• _Given request_
Work through the listing below and count the lines that hold "shown". Answer with the number alone.

Rows from a figure dataset
## Start

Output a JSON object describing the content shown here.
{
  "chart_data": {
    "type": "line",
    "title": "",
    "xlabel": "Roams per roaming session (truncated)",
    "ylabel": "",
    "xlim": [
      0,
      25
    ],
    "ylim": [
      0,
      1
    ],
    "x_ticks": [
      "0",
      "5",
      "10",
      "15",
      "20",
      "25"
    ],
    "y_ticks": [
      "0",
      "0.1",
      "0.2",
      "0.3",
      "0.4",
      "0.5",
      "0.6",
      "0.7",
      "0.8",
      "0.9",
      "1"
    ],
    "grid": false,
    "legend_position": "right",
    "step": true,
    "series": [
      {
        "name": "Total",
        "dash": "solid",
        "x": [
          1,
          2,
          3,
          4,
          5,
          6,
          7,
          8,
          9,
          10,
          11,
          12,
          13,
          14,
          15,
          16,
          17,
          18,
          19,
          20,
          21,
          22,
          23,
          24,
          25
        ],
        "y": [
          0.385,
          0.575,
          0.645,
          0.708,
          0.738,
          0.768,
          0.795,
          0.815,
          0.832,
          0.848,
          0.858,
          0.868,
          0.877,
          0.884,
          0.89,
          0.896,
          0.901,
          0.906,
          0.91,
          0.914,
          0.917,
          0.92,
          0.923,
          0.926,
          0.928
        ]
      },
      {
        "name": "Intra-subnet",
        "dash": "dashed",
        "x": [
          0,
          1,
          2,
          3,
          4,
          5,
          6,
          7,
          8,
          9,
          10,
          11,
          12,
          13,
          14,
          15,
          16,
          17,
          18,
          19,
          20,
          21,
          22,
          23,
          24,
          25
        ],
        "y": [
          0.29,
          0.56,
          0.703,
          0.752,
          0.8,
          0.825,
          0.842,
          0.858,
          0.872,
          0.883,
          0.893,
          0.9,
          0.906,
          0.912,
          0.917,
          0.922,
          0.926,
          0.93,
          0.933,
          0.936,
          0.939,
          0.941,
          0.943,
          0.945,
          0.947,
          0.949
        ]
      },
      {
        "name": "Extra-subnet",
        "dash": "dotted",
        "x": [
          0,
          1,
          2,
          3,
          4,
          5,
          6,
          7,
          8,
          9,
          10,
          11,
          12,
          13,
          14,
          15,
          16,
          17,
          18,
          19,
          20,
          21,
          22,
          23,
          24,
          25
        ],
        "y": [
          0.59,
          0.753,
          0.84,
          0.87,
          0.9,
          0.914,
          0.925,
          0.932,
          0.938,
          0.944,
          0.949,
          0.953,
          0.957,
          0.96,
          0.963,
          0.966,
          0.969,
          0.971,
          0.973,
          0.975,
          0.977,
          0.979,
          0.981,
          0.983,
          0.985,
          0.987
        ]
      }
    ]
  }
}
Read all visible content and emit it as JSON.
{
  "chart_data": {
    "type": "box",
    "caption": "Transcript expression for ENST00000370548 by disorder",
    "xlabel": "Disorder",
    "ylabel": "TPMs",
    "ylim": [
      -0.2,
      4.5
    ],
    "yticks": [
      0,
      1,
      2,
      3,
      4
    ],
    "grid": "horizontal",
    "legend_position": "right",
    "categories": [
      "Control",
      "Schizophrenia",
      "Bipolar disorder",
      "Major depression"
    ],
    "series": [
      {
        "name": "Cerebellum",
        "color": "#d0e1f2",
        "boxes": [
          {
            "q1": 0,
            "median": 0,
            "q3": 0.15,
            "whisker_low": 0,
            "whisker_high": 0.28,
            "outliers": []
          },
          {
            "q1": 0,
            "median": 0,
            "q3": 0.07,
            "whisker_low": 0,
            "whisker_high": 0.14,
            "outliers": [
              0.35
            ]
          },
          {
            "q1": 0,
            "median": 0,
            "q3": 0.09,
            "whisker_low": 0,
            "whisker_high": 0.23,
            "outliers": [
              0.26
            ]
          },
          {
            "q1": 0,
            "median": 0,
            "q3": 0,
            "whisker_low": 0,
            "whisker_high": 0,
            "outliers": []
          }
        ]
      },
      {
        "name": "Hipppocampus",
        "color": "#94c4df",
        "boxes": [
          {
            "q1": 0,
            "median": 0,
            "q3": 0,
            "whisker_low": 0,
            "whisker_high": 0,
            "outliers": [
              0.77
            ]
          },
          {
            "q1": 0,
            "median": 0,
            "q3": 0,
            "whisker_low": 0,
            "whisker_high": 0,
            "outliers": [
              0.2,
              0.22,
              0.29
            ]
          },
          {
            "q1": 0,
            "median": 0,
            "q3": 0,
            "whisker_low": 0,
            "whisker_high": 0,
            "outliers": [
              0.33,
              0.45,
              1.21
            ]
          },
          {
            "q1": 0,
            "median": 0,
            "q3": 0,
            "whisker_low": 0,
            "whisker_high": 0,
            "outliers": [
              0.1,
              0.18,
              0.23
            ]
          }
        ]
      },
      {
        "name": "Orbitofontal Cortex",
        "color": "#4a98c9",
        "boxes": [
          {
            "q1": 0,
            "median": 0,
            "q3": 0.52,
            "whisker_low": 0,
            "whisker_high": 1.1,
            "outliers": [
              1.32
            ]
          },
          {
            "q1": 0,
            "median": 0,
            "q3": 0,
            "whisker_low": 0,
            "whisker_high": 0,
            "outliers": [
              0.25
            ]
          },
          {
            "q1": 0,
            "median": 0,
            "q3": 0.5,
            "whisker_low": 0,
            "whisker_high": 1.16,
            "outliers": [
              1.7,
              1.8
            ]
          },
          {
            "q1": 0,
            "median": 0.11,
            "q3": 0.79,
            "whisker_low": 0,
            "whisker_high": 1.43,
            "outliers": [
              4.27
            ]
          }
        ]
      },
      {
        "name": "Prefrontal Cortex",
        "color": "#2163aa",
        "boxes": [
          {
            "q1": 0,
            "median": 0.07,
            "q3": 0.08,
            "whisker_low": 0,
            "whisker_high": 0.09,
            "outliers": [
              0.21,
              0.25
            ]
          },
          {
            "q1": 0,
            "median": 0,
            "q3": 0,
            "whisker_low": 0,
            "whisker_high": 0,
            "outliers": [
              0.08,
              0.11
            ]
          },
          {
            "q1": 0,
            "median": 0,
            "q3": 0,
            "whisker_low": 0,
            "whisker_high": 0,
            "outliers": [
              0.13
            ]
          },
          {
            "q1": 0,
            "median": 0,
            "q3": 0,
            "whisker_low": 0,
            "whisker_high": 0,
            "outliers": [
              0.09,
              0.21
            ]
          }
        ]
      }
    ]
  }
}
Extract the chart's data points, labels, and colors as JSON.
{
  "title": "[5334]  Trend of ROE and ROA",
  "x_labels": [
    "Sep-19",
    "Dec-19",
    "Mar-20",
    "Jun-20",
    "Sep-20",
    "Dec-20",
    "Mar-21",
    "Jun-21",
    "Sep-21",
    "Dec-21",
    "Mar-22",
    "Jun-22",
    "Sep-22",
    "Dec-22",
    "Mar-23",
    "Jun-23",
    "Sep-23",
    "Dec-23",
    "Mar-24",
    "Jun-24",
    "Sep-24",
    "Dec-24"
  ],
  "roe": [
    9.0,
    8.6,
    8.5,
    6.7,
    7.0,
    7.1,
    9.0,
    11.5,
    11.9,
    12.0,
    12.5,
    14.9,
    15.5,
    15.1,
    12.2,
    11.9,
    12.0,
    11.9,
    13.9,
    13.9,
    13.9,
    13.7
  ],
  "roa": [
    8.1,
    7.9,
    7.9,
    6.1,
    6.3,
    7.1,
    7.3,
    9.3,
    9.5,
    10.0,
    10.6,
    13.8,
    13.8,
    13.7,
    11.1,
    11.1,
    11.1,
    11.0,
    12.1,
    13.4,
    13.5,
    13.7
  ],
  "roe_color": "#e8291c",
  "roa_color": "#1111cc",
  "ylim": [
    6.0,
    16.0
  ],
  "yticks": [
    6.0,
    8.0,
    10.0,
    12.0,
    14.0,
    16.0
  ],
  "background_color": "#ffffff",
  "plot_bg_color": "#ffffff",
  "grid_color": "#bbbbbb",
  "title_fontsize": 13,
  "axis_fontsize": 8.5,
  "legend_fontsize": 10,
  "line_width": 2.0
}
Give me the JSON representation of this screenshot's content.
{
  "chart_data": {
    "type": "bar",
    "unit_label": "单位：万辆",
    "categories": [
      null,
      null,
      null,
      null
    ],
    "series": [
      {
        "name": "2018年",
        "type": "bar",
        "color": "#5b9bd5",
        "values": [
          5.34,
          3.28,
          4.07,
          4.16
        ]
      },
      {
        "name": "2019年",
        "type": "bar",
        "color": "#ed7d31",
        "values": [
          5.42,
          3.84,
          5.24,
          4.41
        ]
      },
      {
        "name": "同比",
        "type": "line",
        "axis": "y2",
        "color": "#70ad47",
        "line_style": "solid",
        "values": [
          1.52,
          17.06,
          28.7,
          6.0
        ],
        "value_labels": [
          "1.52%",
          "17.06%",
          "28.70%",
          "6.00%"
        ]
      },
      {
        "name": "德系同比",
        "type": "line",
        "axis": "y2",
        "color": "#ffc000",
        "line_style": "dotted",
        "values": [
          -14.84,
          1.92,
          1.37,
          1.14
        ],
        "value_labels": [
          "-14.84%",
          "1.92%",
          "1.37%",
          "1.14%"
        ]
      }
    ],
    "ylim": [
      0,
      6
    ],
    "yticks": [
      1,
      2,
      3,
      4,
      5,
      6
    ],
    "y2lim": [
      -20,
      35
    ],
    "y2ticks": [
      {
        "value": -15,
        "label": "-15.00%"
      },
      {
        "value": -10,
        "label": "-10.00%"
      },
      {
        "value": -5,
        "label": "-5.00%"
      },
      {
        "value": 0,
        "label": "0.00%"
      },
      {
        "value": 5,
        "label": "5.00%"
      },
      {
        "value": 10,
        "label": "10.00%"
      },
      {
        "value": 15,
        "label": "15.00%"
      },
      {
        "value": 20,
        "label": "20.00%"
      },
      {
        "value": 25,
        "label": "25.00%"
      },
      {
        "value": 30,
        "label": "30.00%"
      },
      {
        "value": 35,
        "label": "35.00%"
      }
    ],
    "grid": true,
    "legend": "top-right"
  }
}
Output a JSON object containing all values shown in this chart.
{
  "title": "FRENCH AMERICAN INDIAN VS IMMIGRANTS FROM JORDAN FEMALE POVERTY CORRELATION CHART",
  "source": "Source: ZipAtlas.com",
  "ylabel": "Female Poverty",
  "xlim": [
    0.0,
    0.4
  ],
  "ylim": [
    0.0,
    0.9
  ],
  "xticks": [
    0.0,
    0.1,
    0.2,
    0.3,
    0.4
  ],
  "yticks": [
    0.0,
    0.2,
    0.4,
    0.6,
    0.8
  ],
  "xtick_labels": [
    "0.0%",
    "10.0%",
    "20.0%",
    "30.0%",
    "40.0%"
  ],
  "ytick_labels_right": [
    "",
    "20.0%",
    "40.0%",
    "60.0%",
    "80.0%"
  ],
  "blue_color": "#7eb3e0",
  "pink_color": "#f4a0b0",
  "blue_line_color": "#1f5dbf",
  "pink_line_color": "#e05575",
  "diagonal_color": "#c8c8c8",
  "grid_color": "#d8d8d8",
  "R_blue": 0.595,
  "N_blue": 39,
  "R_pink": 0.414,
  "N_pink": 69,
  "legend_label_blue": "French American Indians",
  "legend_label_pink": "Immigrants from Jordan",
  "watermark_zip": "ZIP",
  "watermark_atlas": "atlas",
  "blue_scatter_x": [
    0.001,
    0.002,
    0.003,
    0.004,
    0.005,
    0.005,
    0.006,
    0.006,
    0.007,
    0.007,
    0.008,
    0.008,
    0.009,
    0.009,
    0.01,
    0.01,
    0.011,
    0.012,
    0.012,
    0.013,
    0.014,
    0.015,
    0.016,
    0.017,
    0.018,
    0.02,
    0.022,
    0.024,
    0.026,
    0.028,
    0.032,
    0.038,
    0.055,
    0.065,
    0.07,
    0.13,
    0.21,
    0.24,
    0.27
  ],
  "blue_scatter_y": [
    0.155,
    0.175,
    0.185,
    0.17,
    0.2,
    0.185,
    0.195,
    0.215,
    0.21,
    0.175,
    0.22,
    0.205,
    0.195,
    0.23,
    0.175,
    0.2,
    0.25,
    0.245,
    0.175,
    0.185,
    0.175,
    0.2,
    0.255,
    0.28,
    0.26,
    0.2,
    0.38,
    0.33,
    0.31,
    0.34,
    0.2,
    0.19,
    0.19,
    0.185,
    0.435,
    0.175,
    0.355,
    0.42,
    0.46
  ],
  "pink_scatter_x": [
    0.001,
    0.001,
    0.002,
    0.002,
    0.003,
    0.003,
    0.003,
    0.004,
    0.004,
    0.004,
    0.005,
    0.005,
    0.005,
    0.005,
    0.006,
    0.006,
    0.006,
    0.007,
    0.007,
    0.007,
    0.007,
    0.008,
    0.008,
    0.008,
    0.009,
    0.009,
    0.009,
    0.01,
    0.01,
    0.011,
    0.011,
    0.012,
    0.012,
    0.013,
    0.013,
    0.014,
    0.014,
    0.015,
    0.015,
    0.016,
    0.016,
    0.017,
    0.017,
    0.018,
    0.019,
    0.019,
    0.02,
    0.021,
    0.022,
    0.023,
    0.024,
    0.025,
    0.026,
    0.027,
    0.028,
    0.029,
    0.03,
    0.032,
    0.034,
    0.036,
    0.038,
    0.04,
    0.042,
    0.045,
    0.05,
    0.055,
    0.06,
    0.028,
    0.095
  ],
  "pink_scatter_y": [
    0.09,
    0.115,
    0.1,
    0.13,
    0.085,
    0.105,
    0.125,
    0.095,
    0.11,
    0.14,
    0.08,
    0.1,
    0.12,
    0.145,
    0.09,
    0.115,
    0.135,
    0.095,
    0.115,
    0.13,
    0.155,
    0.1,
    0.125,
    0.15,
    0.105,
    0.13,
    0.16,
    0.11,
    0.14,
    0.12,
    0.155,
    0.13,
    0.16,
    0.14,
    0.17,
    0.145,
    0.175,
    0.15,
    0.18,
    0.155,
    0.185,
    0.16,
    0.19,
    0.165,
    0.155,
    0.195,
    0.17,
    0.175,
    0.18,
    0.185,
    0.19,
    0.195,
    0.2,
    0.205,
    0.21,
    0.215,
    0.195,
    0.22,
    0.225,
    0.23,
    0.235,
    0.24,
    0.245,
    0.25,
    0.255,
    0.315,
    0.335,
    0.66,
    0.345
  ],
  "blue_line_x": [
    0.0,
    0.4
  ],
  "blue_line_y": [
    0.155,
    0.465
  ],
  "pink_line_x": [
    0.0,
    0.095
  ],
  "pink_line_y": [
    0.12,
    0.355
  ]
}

## End

• _Result_
2